### Instructions for the task:
Show every line where "type" occurs.

### Information given:
__________

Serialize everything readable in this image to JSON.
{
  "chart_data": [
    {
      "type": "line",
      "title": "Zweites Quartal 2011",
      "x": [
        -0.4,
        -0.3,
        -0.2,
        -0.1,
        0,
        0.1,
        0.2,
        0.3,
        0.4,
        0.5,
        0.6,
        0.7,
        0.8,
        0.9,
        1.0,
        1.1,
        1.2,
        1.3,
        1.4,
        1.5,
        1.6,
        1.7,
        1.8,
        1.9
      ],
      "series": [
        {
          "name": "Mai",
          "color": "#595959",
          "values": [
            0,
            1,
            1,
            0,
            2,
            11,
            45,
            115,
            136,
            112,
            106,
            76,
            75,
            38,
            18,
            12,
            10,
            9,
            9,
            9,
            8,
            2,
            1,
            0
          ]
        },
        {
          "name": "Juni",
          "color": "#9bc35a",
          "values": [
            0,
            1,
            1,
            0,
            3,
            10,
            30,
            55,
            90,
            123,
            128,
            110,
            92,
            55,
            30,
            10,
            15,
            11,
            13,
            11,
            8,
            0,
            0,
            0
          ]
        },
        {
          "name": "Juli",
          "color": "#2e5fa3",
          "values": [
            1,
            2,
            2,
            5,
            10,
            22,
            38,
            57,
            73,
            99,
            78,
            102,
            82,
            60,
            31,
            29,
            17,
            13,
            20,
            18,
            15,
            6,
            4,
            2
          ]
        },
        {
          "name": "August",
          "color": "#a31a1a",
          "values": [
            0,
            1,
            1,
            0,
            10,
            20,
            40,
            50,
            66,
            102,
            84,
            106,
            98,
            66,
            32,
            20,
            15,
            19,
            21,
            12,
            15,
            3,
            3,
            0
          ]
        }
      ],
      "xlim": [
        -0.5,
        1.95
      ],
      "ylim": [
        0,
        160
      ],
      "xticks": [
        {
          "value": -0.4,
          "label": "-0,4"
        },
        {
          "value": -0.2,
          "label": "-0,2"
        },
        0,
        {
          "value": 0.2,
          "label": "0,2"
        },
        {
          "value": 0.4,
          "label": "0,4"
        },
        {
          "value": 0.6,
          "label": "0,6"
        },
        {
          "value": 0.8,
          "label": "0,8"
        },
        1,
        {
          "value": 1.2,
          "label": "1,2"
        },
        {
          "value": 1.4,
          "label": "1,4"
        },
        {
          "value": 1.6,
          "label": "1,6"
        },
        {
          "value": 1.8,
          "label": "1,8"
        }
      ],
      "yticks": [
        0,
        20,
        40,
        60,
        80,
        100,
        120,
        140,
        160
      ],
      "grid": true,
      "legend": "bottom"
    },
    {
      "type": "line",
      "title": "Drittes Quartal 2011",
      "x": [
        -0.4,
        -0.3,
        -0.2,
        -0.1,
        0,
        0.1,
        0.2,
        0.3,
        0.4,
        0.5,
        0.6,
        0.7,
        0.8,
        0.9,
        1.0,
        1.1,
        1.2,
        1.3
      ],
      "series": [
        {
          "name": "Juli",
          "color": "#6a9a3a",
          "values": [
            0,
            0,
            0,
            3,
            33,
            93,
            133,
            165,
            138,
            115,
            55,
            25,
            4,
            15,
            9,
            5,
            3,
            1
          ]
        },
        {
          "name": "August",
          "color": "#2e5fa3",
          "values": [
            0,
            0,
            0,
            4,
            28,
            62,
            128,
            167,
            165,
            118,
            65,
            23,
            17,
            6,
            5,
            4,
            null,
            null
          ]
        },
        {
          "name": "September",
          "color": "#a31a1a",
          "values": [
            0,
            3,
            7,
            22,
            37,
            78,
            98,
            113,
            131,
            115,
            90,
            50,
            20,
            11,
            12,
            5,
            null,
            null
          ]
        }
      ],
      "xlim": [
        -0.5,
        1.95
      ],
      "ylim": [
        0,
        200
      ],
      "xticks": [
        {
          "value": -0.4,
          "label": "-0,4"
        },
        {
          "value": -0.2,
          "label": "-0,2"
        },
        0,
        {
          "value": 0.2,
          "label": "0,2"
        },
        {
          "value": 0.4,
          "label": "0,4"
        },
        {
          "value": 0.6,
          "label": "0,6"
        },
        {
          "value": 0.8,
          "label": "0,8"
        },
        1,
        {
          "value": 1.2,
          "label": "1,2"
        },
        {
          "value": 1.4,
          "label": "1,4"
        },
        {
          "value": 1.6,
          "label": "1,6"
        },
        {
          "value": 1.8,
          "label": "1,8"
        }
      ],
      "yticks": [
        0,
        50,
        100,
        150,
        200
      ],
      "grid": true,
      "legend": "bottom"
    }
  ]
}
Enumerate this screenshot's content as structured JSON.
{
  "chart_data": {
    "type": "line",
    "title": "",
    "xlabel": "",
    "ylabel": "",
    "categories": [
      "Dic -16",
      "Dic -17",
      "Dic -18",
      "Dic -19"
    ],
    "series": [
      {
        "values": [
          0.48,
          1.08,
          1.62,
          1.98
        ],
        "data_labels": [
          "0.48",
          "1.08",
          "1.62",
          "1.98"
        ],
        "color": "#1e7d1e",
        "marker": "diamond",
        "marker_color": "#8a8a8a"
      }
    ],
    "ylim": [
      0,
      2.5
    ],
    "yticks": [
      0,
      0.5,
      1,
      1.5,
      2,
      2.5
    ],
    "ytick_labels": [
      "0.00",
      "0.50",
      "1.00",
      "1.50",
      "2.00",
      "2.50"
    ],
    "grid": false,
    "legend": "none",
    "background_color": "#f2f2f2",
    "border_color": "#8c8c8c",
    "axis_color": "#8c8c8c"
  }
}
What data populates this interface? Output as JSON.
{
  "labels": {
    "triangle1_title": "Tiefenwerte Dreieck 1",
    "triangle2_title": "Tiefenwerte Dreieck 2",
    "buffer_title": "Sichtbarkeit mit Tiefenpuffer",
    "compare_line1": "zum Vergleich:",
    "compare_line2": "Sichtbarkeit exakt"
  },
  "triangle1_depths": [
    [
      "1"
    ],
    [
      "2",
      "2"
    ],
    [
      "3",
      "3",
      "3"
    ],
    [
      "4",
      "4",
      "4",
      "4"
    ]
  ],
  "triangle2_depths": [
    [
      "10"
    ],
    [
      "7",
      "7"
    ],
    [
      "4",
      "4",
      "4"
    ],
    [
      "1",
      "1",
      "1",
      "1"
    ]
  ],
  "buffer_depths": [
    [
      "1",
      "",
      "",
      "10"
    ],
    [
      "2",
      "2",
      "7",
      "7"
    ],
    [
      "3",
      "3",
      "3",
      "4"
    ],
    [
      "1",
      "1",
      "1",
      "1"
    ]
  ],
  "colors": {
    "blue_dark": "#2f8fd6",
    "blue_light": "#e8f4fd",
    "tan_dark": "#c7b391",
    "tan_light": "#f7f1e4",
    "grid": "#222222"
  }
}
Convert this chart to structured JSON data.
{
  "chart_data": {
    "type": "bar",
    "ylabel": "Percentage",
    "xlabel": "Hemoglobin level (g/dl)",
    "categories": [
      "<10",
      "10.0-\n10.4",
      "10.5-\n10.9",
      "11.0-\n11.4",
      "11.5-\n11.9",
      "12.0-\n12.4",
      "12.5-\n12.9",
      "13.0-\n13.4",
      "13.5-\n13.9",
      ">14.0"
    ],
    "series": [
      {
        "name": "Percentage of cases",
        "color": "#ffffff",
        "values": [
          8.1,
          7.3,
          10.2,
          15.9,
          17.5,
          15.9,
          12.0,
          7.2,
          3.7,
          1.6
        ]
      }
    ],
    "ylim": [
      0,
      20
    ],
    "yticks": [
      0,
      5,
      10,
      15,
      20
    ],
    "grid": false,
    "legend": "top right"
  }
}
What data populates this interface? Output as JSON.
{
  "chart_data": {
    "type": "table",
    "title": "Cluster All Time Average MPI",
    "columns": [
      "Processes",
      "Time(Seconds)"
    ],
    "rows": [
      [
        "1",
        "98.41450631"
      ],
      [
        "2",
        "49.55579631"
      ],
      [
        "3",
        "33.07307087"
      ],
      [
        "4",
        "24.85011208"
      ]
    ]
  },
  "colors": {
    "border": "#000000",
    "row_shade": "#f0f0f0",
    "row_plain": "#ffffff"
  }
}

__________

### Written answer:
      "type": "line",
      "type": "line",
    "type": "line",
    "type": "bar",
    "type": "table",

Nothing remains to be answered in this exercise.